== REQUIRED TASK ==
Locate the word "from" in the entries below, then gather every line that holds it.

▬▬▬▬▬▬

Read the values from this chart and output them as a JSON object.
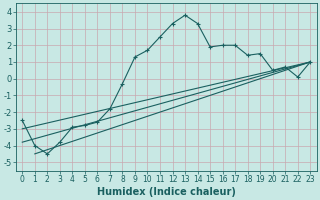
{
  "xlabel": "Humidex (Indice chaleur)",
  "xlim": [
    -0.5,
    23.5
  ],
  "ylim": [
    -5.5,
    4.5
  ],
  "xticks": [
    0,
    1,
    2,
    3,
    4,
    5,
    6,
    7,
    8,
    9,
    10,
    11,
    12,
    13,
    14,
    15,
    16,
    17,
    18,
    19,
    20,
    21,
    22,
    23
  ],
  "yticks": [
    -5,
    -4,
    -3,
    -2,
    -1,
    0,
    1,
    2,
    3,
    4
  ],
  "bg_color": "#c8e8e4",
  "grid_color": "#c8a8b0",
  "line_color": "#1a6060",
  "line1_x": [
    0,
    1,
    2,
    3,
    4,
    5,
    6,
    7,
    8,
    9,
    10,
    11,
    12,
    13,
    14,
    15,
    16,
    17,
    18,
    19,
    20,
    21,
    22,
    23
  ],
  "line1_y": [
    -2.5,
    -4.0,
    -4.5,
    -3.8,
    -2.9,
    -2.8,
    -2.6,
    -1.8,
    -0.3,
    1.3,
    1.7,
    2.5,
    3.3,
    3.8,
    3.3,
    1.9,
    2.0,
    2.0,
    1.4,
    1.5,
    0.5,
    0.7,
    0.1,
    1.0
  ],
  "line2_x": [
    0,
    23
  ],
  "line2_y": [
    -3.8,
    1.0
  ],
  "line3_x": [
    1,
    23
  ],
  "line3_y": [
    -4.5,
    1.0
  ],
  "line4_x": [
    0,
    23
  ],
  "line4_y": [
    -3.0,
    1.0
  ],
  "line_width": 0.8,
  "marker_size": 3.5,
  "tick_fontsize": 5.5,
  "xlabel_fontsize": 7
}
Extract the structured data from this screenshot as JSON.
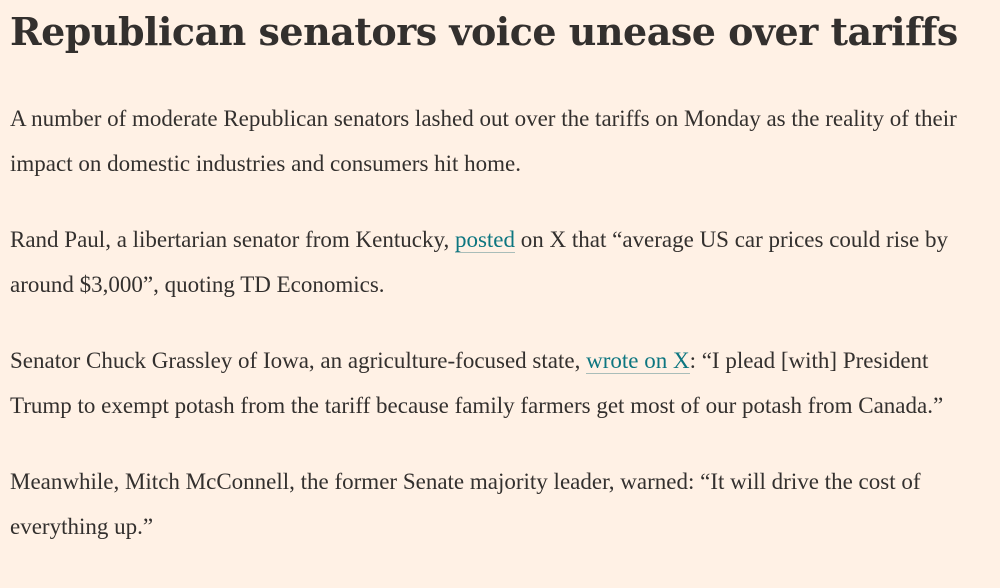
{
  "page": {
    "background_color": "#FFF1E5",
    "text_color": "#33302E",
    "link_color": "#0D7680"
  },
  "article": {
    "headline": "Republican senators voice unease over tariffs",
    "paragraphs": [
      {
        "segments": [
          {
            "type": "text",
            "text": "A number of moderate Republican senators lashed out over the tariffs on Monday as the reality of their impact on domestic industries and consumers hit home."
          }
        ]
      },
      {
        "segments": [
          {
            "type": "text",
            "text": "Rand Paul, a libertarian senator from Kentucky, "
          },
          {
            "type": "link",
            "text": "posted"
          },
          {
            "type": "text",
            "text": " on X that “average US car prices could rise by around $3,000”, quoting TD Economics."
          }
        ]
      },
      {
        "segments": [
          {
            "type": "text",
            "text": "Senator Chuck Grassley of Iowa, an agriculture-focused state, "
          },
          {
            "type": "link",
            "text": "wrote on X"
          },
          {
            "type": "text",
            "text": ": “I plead [with] President Trump to exempt potash from the tariff because family farmers get most of our potash from Canada.”"
          }
        ]
      },
      {
        "segments": [
          {
            "type": "text",
            "text": "Meanwhile, Mitch McConnell, the former Senate majority leader, warned: “It will drive the cost of everything up.”"
          }
        ]
      }
    ]
  }
}
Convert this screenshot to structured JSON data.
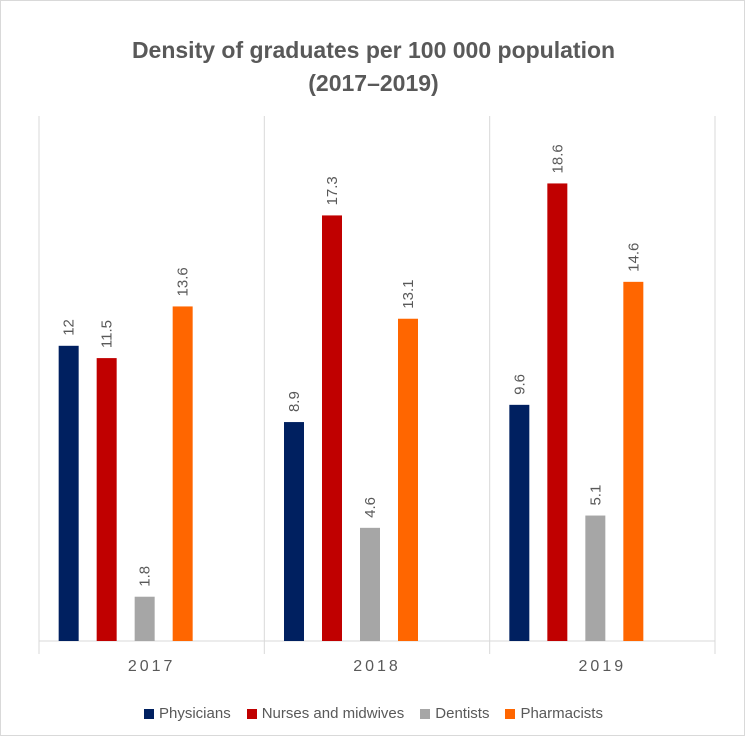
{
  "chart_data": {
    "type": "bar",
    "title": [
      "Density of graduates per 100 000 population",
      "(2017–2019)"
    ],
    "categories": [
      "2017",
      "2018",
      "2019"
    ],
    "series": [
      {
        "name": "Physicians",
        "color": "#002060",
        "values": [
          12,
          8.9,
          9.6
        ],
        "labels": [
          "12",
          "8.9",
          "9.6"
        ]
      },
      {
        "name": "Nurses and midwives",
        "color": "#c00000",
        "values": [
          11.5,
          17.3,
          18.6
        ],
        "labels": [
          "11.5",
          "17.3",
          "18.6"
        ]
      },
      {
        "name": "Dentists",
        "color": "#a6a6a6",
        "values": [
          1.8,
          4.6,
          5.1
        ],
        "labels": [
          "1.8",
          "4.6",
          "5.1"
        ]
      },
      {
        "name": "Pharmacists",
        "color": "#ff6600",
        "values": [
          13.6,
          13.1,
          14.6
        ],
        "labels": [
          "13.6",
          "13.1",
          "14.6"
        ]
      }
    ],
    "ylim": [
      0,
      20
    ],
    "grid": false,
    "legend": "bottom",
    "xlabel": "",
    "ylabel": ""
  }
}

▬▬▬▬▬▬

== WRITTEN RESPONSE ==
Read the values from this chart and output them as a JSON object.
Extract the structured data from this screenshot as JSON.
            "text": "Rand Paul, a libertarian senator from Kentucky, "
            "text": ": “I plead [with] President Trump to exempt potash from the tariff because family farmers get most of our potash from Canada.”"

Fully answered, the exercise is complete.